WHAT THIS TASK INVOLVES. Switch every "WTI futures" in the entries below to "WTI crude futures", and reproduce the entries otherwise unchanged.

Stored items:
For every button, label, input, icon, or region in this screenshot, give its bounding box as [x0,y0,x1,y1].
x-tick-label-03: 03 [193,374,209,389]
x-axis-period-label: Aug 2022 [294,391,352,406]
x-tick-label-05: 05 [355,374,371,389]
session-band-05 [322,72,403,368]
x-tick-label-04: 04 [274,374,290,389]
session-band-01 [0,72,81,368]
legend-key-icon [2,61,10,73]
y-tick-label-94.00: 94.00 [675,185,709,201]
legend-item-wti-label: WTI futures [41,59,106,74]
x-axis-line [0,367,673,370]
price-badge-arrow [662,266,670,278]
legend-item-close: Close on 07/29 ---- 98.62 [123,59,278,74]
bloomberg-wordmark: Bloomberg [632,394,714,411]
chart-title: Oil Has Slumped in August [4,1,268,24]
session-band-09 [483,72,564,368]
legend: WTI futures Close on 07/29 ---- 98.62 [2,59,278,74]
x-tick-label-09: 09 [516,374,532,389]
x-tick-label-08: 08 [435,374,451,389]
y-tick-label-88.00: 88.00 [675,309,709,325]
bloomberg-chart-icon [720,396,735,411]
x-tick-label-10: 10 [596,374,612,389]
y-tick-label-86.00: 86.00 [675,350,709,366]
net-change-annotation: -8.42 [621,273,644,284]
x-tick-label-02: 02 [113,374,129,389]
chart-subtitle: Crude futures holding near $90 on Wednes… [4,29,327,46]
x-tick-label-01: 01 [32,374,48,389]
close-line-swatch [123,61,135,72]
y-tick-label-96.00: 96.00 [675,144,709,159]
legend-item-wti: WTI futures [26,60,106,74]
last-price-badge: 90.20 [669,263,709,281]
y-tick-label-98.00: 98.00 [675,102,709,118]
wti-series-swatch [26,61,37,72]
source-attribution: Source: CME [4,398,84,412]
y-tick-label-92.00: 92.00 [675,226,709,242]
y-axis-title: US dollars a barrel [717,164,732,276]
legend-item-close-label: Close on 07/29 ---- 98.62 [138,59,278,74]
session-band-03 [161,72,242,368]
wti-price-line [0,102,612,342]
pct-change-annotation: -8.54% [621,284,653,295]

SOLUTION.
For every button, label, input, icon, or region in this screenshot, give its bounding box as [x0,y0,x1,y1].
x-tick-label-03: 03 [193,374,209,389]
x-axis-period-label: Aug 2022 [294,391,352,406]
x-tick-label-05: 05 [355,374,371,389]
session-band-05 [322,72,403,368]
x-tick-label-04: 04 [274,374,290,389]
session-band-01 [0,72,81,368]
legend-key-icon [2,61,10,73]
y-tick-label-94.00: 94.00 [675,185,709,201]
legend-item-wti-label: WTI crude futures [41,59,106,74]
x-axis-line [0,367,673,370]
price-badge-arrow [662,266,670,278]
legend-item-close: Close on 07/29 ---- 98.62 [123,59,278,74]
bloomberg-wordmark: Bloomberg [632,394,714,411]
chart-title: Oil Has Slumped in August [4,1,268,24]
session-band-09 [483,72,564,368]
legend: WTI crude futures Close on 07/29 ---- 98.62 [2,59,278,74]
x-tick-label-09: 09 [516,374,532,389]
x-tick-label-08: 08 [435,374,451,389]
y-tick-label-88.00: 88.00 [675,309,709,325]
bloomberg-chart-icon [720,396,735,411]
x-tick-label-10: 10 [596,374,612,389]
y-tick-label-86.00: 86.00 [675,350,709,366]
net-change-annotation: -8.42 [621,273,644,284]
x-tick-label-02: 02 [113,374,129,389]
chart-subtitle: Crude futures holding near $90 on Wednes… [4,29,327,46]
x-tick-label-01: 01 [32,374,48,389]
close-line-swatch [123,61,135,72]
y-tick-label-96.00: 96.00 [675,144,709,159]
legend-item-wti: WTI crude futures [26,60,106,74]
last-price-badge: 90.20 [669,263,709,281]
y-tick-label-98.00: 98.00 [675,102,709,118]
wti-series-swatch [26,61,37,72]
source-attribution: Source: CME [4,398,84,412]
y-tick-label-92.00: 92.00 [675,226,709,242]
y-axis-title: US dollars a barrel [717,164,732,276]
legend-item-close-label: Close on 07/29 ---- 98.62 [138,59,278,74]
session-band-03 [161,72,242,368]
wti-price-line [0,102,612,342]
pct-change-annotation: -8.54% [621,284,653,295]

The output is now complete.